**THE RECORDS**:

★ ★ ★

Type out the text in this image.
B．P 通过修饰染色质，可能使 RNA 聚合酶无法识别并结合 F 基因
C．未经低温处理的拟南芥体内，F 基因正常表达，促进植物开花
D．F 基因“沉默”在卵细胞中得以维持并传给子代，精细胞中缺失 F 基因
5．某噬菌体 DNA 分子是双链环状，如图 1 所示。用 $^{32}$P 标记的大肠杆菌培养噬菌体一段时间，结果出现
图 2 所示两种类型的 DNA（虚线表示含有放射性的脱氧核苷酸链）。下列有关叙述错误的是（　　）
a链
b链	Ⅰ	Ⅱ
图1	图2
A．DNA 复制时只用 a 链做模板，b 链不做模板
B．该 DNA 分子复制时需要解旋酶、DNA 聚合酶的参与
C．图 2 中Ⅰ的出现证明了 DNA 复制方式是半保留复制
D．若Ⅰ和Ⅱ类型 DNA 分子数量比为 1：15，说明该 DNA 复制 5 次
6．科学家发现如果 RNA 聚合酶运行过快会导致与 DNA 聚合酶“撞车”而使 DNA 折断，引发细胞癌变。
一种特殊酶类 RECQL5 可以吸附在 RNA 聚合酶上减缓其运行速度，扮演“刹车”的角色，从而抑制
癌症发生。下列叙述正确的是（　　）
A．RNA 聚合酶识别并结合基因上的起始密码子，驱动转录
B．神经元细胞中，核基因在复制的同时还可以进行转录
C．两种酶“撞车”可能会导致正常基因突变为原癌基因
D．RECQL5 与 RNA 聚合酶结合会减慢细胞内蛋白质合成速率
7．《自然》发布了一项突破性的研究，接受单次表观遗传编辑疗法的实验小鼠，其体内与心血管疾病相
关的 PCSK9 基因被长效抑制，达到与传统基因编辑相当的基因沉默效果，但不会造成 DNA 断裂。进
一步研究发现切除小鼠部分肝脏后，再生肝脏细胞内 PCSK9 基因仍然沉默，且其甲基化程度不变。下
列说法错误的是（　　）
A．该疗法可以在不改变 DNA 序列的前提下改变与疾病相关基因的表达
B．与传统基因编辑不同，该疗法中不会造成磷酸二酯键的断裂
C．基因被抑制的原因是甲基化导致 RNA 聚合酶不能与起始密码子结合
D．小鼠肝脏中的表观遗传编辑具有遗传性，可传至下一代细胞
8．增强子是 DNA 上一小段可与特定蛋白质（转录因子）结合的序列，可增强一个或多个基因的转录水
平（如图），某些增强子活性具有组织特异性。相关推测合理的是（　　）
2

★ ★ ★

**WHAT TO PRODUCE**:
Write the entire listing out again, word for word.

**FULL RESPONSE**:
Type out the text in this image.
B．P 通过修饰染色质，可能使 RNA 聚合酶无法识别并结合 F 基因
C．未经低温处理的拟南芥体内，F 基因正常表达，促进植物开花
D．F 基因“沉默”在卵细胞中得以维持并传给子代，精细胞中缺失 F 基因
5．某噬菌体 DNA 分子是双链环状，如图 1 所示。用 $^{32}$P 标记的大肠杆菌培养噬菌体一段时间，结果出现
图 2 所示两种类型的 DNA（虚线表示含有放射性的脱氧核苷酸链）。下列有关叙述错误的是（　　）
a链
b链	Ⅰ	Ⅱ
图1	图2
A．DNA 复制时只用 a 链做模板，b 链不做模板
B．该 DNA 分子复制时需要解旋酶、DNA 聚合酶的参与
C．图 2 中Ⅰ的出现证明了 DNA 复制方式是半保留复制
D．若Ⅰ和Ⅱ类型 DNA 分子数量比为 1：15，说明该 DNA 复制 5 次
6．科学家发现如果 RNA 聚合酶运行过快会导致与 DNA 聚合酶“撞车”而使 DNA 折断，引发细胞癌变。
一种特殊酶类 RECQL5 可以吸附在 RNA 聚合酶上减缓其运行速度，扮演“刹车”的角色，从而抑制
癌症发生。下列叙述正确的是（　　）
A．RNA 聚合酶识别并结合基因上的起始密码子，驱动转录
B．神经元细胞中，核基因在复制的同时还可以进行转录
C．两种酶“撞车”可能会导致正常基因突变为原癌基因
D．RECQL5 与 RNA 聚合酶结合会减慢细胞内蛋白质合成速率
7．《自然》发布了一项突破性的研究，接受单次表观遗传编辑疗法的实验小鼠，其体内与心血管疾病相
关的 PCSK9 基因被长效抑制，达到与传统基因编辑相当的基因沉默效果，但不会造成 DNA 断裂。进
一步研究发现切除小鼠部分肝脏后，再生肝脏细胞内 PCSK9 基因仍然沉默，且其甲基化程度不变。下
列说法错误的是（　　）
A．该疗法可以在不改变 DNA 序列的前提下改变与疾病相关基因的表达
B．与传统基因编辑不同，该疗法中不会造成磷酸二酯键的断裂
C．基因被抑制的原因是甲基化导致 RNA 聚合酶不能与起始密码子结合
D．小鼠肝脏中的表观遗传编辑具有遗传性，可传至下一代细胞
8．增强子是 DNA 上一小段可与特定蛋白质（转录因子）结合的序列，可增强一个或多个基因的转录水
平（如图），某些增强子活性具有组织特异性。相关推测合理的是（　　）
2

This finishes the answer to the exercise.